### THE DATA:
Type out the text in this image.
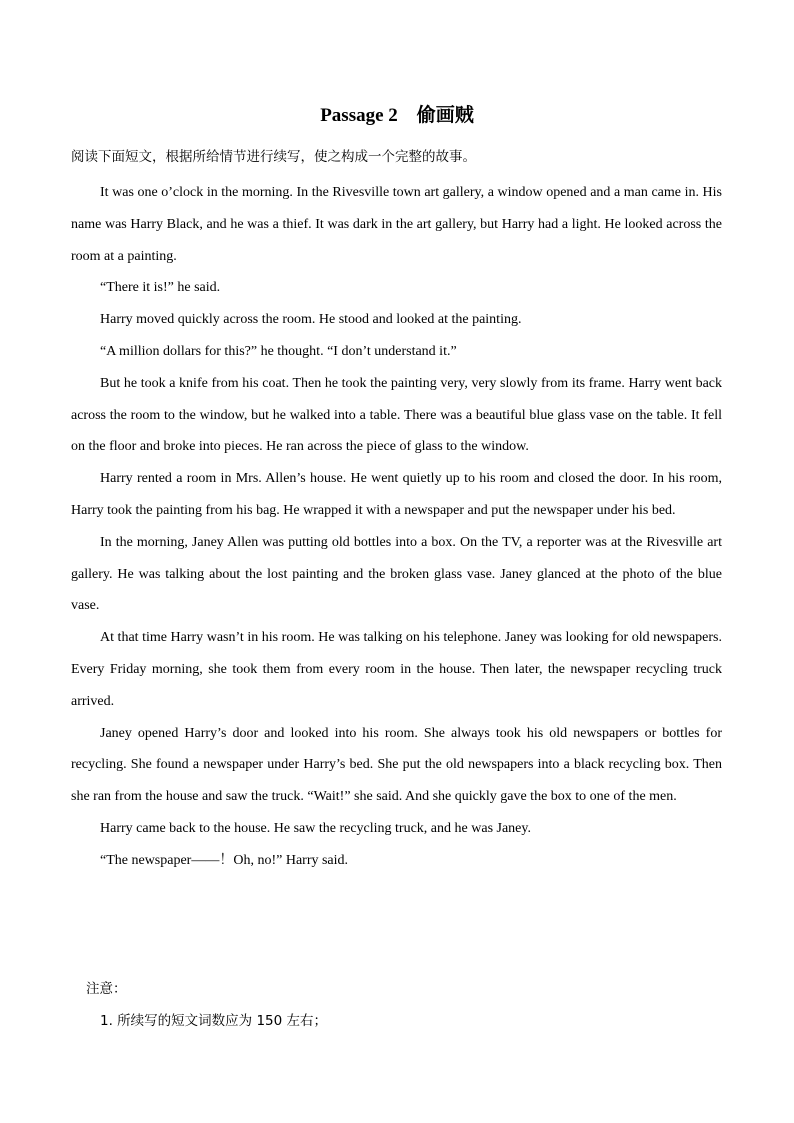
Passage 2　偷画贼
阅读下面短文，根据所给情节进行续写，使之构成一个完整的故事。

It was one o’clock in the morning. In the Rivesville town art gallery, a window opened and a man came in. His name was Harry Black, and he was a thief. It was dark in the art gallery, but Harry had a light. He looked across the room at a painting.

“There it is!” he said.

Harry moved quickly across the room. He stood and looked at the painting.

“A million dollars for this?” he thought. “I don’t understand it.”

But he took a knife from his coat. Then he took the painting very, very slowly from its frame. Harry went back across the room to the window, but he walked into a table. There was a beautiful blue glass vase on the table. It fell on the floor and broke into pieces. He ran across the piece of glass to the window.

Harry rented a room in Mrs. Allen’s house. He went quietly up to his room and closed the door. In his room, Harry took the painting from his bag. He wrapped it with a newspaper and put the newspaper under his bed.

In the morning, Janey Allen was putting old bottles into a box. On the TV, a reporter was at the Rivesville art gallery. He was talking about the lost painting and the broken glass vase. Janey glanced at the photo of the blue vase.

At that time Harry wasn’t in his room. He was talking on his telephone. Janey was looking for old newspapers. Every Friday morning, she took them from every room in the house. Then later, the newspaper recycling truck arrived.

Janey opened Harry’s door and looked into his room. She always took his old newspapers or bottles for recycling. She found a newspaper under Harry’s bed. She put the old newspapers into a black recycling box. Then she ran from the house and saw the truck. “Wait!” she said. And she quickly gave the box to one of the men.

Harry came back to the house. He saw the recycling truck, and he was Janey.

“The newspaper——！Oh, no!” Harry said.

注意：
1. 所续写的短文词数应为 150 左右；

### DESCRIPTION OF THE TASK:
All of the material above is to be copied exactly, except for its images.

### RESULT OF THIS TASK:
Type out the text in this image.
Passage 2　偷画贼
阅读下面短文，根据所给情节进行续写，使之构成一个完整的故事。

It was one o’clock in the morning. In the Rivesville town art gallery, a window opened and a man came in. His name was Harry Black, and he was a thief. It was dark in the art gallery, but Harry had a light. He looked across the room at a painting.

“There it is!” he said.

Harry moved quickly across the room. He stood and looked at the painting.

“A million dollars for this?” he thought. “I don’t understand it.”

But he took a knife from his coat. Then he took the painting very, very slowly from its frame. Harry went back across the room to the window, but he walked into a table. There was a beautiful blue glass vase on the table. It fell on the floor and broke into pieces. He ran across the piece of glass to the window.

Harry rented a room in Mrs. Allen’s house. He went quietly up to his room and closed the door. In his room, Harry took the painting from his bag. He wrapped it with a newspaper and put the newspaper under his bed.

In the morning, Janey Allen was putting old bottles into a box. On the TV, a reporter was at the Rivesville art gallery. He was talking about the lost painting and the broken glass vase. Janey glanced at the photo of the blue vase.

At that time Harry wasn’t in his room. He was talking on his telephone. Janey was looking for old newspapers. Every Friday morning, she took them from every room in the house. Then later, the newspaper recycling truck arrived.

Janey opened Harry’s door and looked into his room. She always took his old newspapers or bottles for recycling. She found a newspaper under Harry’s bed. She put the old newspapers into a black recycling box. Then she ran from the house and saw the truck. “Wait!” she said. And she quickly gave the box to one of the men.

Harry came back to the house. He saw the recycling truck, and he was Janey.

“The newspaper——！Oh, no!” Harry said.

注意：
1. 所续写的短文词数应为 150 左右；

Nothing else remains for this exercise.